## start

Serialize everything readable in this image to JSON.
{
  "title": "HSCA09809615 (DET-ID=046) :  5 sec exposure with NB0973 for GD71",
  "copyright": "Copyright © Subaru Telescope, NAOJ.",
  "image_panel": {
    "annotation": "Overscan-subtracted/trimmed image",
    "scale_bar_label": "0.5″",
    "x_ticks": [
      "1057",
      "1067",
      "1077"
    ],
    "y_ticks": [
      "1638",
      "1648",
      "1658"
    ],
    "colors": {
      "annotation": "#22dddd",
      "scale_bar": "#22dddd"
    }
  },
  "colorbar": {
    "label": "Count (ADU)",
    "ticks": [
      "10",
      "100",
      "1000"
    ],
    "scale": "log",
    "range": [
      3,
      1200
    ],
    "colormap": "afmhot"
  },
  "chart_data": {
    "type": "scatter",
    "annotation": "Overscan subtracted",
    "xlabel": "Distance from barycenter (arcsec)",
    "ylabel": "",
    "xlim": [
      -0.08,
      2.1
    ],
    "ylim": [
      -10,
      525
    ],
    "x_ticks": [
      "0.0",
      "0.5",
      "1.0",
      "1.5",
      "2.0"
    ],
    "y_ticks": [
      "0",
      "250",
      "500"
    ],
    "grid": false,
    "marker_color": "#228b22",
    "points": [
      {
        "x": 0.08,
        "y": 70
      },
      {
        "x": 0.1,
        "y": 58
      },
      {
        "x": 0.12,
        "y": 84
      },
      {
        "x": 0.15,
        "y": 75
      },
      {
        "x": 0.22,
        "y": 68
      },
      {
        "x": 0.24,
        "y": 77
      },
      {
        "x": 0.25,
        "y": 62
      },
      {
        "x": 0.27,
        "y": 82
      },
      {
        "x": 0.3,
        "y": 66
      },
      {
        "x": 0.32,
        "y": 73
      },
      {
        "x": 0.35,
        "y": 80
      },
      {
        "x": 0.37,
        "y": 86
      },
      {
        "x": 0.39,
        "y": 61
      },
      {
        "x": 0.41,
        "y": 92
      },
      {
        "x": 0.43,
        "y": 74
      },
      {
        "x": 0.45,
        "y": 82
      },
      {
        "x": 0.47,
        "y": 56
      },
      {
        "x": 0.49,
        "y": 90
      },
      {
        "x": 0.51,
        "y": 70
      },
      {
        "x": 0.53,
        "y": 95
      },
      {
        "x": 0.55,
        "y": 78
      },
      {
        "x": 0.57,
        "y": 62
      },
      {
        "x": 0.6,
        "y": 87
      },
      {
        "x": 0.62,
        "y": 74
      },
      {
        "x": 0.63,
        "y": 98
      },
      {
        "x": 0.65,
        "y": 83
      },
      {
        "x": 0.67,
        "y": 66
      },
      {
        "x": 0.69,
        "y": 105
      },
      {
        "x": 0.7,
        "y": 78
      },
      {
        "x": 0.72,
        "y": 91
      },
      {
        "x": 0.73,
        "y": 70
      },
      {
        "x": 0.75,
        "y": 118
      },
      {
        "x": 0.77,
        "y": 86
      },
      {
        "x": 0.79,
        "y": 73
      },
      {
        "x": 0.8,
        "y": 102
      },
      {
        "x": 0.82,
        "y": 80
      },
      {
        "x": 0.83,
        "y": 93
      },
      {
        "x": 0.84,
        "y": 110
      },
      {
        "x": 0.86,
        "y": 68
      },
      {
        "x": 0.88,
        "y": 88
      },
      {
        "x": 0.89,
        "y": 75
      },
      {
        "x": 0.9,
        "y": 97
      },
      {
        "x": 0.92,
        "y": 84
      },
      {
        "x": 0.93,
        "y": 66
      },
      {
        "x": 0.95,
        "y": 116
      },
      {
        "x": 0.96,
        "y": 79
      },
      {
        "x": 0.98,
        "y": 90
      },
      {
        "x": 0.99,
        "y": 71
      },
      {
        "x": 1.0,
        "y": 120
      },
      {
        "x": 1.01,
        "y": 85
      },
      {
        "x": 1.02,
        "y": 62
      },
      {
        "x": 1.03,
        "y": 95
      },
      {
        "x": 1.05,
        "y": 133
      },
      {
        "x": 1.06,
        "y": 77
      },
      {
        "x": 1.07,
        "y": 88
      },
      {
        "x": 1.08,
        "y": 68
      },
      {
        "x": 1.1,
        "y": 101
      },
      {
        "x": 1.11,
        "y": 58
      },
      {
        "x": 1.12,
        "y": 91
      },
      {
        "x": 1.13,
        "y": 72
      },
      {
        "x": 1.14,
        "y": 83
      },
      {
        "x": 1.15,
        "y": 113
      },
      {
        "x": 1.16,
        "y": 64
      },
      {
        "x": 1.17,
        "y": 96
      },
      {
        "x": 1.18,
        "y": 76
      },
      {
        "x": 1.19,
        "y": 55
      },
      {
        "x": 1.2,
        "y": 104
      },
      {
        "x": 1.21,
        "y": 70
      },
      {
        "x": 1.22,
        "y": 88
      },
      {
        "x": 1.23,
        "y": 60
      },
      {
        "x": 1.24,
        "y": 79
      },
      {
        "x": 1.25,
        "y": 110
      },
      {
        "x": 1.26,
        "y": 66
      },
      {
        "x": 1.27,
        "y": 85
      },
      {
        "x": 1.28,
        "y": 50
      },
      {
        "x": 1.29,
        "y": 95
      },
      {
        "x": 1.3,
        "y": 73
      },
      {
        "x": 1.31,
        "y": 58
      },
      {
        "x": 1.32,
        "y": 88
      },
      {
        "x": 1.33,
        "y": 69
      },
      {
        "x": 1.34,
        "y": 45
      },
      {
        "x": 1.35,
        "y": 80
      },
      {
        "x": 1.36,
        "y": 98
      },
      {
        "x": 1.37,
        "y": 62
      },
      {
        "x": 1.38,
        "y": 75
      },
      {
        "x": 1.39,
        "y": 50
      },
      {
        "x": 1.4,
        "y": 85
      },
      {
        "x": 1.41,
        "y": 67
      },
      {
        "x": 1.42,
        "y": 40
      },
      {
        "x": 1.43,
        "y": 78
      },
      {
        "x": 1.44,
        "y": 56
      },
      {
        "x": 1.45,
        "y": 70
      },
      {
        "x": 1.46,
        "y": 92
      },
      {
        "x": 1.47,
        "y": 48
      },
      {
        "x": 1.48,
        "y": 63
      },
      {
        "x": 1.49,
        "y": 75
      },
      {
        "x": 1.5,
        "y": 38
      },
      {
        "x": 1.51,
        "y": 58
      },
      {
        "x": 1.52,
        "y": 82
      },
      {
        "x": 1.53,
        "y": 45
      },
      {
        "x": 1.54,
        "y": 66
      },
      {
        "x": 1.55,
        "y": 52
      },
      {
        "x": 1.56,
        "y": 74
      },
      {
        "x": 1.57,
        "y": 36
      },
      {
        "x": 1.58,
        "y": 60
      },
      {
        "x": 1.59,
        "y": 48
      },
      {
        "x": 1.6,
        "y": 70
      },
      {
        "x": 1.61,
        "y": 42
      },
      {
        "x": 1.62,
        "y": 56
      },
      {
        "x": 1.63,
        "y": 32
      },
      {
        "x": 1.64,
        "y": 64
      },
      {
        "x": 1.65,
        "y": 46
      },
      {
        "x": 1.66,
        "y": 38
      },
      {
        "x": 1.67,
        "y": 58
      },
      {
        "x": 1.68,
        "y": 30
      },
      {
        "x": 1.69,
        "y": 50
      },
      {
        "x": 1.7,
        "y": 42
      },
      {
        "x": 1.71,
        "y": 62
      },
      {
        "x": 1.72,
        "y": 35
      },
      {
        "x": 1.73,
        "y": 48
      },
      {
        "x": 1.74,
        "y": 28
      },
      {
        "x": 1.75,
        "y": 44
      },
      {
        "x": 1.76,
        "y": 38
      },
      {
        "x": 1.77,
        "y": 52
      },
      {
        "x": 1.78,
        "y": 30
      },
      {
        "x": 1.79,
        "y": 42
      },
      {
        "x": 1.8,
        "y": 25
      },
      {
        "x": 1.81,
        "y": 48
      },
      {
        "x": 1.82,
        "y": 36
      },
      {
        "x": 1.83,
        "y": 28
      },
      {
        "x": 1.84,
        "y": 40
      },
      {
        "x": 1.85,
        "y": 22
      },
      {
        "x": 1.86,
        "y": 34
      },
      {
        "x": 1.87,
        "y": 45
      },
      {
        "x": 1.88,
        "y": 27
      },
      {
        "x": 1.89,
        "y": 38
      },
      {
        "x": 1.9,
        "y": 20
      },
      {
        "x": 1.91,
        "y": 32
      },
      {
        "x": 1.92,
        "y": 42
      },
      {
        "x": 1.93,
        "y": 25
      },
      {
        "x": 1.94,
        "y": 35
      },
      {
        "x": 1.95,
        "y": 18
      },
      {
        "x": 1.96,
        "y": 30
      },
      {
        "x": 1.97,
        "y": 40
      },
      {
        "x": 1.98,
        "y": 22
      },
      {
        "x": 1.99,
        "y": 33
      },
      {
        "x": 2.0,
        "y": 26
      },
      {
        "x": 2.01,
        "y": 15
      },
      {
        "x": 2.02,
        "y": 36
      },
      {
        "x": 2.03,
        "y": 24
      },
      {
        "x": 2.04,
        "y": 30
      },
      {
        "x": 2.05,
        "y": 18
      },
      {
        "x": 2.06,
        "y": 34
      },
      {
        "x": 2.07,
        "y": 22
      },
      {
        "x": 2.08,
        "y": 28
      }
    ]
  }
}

## end

__Required work__.
Only a number is expected here: the count of lines in the listing that hold the string "subtracted".

__Solution for this task__.
2